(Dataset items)
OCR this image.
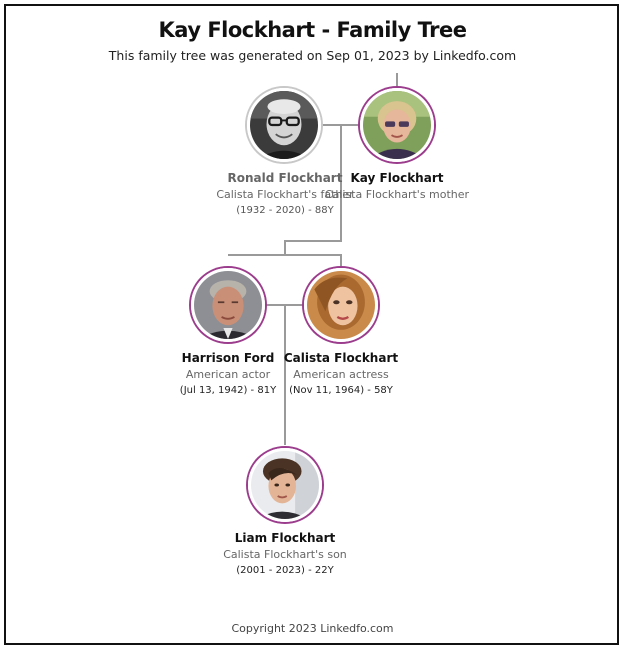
Kay Flockhart - Family Tree
This family tree was generated on Sep 01, 2023 by Linkedfo.com
Ronald Flockhart
Calista Flockhart's father
(1932 - 2020) - 88Y
Kay Flockhart
Calista Flockhart's mother
Harrison Ford
American actor
(Jul 13, 1942) - 81Y
Calista Flockhart
American actress
(Nov 11, 1964) - 58Y
Liam Flockhart
Calista Flockhart's son
(2001 - 2023) - 22Y
Copyright 2023 Linkedfo.com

WRITTEN EXERCISE
Repeat the records above exactly, omitting every picture.

ANSWER TO THIS PROBLEM
OCR this image.
Kay Flockhart - Family Tree
This family tree was generated on Sep 01, 2023 by Linkedfo.com
Ronald Flockhart
Calista Flockhart's father
(1932 - 2020) - 88Y
Kay Flockhart
Calista Flockhart's mother
Harrison Ford
American actor
(Jul 13, 1942) - 81Y
Calista Flockhart
American actress
(Nov 11, 1964) - 58Y
Liam Flockhart
Calista Flockhart's son
(2001 - 2023) - 22Y
Copyright 2023 Linkedfo.com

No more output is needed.